» Material for the task:
= = = =
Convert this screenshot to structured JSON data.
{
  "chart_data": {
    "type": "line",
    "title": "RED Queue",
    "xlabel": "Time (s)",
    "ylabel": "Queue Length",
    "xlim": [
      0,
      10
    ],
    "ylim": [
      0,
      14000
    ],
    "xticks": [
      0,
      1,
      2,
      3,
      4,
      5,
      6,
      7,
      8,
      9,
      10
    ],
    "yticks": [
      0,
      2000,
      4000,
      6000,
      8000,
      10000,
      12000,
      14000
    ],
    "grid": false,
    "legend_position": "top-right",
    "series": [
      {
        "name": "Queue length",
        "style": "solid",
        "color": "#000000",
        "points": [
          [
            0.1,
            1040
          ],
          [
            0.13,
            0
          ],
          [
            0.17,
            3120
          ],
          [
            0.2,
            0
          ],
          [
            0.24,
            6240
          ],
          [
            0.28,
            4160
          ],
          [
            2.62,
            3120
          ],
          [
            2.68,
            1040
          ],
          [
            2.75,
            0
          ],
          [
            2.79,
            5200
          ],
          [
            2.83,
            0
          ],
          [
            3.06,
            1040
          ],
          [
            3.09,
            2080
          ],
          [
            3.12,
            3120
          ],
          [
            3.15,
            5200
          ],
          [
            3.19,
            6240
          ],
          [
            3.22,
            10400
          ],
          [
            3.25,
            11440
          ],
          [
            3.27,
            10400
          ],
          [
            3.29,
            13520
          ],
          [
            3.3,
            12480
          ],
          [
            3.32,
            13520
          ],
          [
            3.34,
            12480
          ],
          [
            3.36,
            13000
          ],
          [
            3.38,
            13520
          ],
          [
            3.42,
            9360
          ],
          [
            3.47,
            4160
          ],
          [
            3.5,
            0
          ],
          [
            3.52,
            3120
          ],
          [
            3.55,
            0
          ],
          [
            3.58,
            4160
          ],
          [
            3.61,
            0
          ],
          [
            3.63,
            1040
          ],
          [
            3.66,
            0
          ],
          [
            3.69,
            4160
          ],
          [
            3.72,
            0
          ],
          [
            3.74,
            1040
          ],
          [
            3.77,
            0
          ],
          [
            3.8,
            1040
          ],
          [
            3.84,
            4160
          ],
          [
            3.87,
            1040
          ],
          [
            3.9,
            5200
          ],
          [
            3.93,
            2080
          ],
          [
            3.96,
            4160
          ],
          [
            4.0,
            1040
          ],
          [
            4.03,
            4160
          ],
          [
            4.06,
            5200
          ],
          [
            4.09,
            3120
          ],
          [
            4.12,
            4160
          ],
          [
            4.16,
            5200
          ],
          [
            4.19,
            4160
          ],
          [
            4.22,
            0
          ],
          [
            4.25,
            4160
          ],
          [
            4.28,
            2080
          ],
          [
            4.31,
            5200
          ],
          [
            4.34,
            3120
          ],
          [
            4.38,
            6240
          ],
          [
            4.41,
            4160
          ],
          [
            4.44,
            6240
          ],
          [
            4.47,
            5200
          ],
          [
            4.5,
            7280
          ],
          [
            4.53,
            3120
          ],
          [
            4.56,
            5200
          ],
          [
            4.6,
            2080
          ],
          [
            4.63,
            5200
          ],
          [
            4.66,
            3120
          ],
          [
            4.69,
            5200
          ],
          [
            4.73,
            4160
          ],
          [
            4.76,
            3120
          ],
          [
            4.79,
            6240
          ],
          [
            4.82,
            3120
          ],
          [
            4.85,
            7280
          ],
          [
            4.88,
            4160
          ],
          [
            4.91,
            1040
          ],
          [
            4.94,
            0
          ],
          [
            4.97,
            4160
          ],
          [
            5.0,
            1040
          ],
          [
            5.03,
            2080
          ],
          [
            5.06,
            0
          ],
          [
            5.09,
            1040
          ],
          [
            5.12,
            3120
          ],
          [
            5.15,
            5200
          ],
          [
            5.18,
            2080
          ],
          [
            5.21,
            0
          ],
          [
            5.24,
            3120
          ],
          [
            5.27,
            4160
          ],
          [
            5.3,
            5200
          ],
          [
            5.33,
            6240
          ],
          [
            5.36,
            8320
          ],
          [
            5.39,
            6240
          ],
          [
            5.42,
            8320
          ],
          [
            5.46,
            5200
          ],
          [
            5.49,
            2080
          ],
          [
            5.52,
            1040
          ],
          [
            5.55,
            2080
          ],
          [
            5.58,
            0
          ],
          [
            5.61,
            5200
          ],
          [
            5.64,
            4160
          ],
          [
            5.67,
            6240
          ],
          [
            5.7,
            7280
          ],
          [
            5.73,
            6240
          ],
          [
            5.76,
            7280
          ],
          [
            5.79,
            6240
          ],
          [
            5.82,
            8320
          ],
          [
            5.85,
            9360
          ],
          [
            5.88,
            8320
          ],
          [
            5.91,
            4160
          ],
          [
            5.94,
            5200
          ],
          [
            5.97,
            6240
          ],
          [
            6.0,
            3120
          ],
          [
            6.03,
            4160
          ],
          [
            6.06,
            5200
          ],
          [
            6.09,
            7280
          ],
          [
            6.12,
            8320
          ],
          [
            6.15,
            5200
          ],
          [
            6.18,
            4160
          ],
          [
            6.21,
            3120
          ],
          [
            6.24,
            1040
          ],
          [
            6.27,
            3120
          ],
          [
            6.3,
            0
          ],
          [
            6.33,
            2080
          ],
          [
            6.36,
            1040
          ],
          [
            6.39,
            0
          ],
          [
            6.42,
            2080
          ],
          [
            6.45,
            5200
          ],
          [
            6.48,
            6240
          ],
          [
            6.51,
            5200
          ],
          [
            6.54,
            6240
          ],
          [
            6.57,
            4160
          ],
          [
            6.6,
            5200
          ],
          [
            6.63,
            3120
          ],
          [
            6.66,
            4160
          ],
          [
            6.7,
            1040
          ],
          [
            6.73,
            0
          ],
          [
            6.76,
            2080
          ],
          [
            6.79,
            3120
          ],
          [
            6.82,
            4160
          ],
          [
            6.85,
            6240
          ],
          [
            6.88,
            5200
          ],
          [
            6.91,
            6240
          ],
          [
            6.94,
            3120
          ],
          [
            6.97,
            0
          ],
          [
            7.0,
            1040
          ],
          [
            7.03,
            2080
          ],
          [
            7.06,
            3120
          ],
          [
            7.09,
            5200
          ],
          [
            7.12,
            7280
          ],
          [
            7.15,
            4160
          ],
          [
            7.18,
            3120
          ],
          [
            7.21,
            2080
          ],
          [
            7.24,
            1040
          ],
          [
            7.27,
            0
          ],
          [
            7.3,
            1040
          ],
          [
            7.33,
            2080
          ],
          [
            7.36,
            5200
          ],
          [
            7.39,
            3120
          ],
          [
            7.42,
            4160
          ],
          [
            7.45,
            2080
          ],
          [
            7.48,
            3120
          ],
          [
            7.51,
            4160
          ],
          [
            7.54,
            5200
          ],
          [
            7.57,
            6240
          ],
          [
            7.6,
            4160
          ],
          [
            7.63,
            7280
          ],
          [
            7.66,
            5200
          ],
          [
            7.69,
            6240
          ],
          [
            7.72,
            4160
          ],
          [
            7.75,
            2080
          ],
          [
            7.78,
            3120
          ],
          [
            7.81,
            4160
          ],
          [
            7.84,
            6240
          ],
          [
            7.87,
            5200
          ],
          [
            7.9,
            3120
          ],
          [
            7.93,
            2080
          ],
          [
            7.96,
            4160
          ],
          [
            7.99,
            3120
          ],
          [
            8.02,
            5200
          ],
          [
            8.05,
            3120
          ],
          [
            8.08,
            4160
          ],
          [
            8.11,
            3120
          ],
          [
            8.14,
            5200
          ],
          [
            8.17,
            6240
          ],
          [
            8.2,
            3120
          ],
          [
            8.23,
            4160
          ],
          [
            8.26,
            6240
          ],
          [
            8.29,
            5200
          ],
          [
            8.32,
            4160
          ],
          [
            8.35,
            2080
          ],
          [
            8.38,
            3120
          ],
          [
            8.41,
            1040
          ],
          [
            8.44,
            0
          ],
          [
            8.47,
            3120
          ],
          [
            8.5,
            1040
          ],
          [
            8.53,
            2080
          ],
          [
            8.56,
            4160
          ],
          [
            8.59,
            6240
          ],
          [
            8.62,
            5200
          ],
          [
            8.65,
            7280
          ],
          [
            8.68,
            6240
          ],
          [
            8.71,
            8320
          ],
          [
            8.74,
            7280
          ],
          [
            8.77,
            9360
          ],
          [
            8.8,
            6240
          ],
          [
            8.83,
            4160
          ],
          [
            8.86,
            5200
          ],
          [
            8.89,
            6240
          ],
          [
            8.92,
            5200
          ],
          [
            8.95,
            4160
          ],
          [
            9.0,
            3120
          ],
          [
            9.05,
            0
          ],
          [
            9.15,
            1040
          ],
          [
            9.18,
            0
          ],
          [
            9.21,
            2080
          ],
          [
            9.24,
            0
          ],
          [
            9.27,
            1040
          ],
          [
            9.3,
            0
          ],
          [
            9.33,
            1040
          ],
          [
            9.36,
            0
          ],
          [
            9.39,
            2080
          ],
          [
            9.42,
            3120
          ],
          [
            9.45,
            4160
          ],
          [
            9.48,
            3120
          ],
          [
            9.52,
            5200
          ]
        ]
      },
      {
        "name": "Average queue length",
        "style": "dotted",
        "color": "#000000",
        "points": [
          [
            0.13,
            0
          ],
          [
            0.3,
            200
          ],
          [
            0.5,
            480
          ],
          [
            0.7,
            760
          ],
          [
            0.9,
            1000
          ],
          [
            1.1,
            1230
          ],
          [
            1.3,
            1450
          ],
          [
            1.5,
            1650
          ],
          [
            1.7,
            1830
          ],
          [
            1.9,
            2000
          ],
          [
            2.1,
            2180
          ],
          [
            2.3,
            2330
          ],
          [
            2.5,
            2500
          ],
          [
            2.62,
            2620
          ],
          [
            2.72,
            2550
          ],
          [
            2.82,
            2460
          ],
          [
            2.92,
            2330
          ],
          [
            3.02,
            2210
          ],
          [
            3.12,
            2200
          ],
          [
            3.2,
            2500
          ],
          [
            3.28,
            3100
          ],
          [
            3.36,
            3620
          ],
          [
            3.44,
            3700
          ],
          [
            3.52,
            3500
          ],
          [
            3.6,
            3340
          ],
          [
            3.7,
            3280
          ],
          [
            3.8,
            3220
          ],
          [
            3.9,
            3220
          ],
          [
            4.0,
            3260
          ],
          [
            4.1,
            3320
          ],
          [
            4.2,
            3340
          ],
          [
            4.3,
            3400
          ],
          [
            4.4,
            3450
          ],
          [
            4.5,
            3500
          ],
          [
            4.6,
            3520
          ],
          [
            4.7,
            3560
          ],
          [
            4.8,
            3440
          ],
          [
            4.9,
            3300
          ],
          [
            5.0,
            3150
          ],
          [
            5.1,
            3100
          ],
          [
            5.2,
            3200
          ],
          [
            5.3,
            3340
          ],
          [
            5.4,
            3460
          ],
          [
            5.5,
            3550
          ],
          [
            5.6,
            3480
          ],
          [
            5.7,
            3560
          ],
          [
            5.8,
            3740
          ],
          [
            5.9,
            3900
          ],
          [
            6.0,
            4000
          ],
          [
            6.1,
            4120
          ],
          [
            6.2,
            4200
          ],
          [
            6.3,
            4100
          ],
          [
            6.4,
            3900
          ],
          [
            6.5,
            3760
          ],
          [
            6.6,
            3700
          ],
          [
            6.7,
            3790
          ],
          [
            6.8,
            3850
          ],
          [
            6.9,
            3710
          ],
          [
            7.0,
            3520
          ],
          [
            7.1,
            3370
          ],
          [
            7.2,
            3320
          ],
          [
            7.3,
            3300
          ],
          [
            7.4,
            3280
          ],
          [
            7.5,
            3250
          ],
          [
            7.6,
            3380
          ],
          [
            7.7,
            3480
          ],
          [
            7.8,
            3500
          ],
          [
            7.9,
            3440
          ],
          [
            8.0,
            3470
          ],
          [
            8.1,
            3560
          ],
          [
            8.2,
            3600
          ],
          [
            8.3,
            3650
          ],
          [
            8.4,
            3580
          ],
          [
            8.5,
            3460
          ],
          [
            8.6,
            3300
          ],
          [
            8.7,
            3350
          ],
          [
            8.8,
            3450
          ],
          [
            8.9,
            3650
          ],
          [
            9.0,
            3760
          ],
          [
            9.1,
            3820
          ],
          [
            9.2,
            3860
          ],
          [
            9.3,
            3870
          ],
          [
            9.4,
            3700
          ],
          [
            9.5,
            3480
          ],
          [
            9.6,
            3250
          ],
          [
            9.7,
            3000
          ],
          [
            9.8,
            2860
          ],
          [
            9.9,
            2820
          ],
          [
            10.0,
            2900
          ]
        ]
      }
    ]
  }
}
= = = =
» Goal:
Find how many lines include the string "name" and report that number alone.

» Answer to this exercise:
2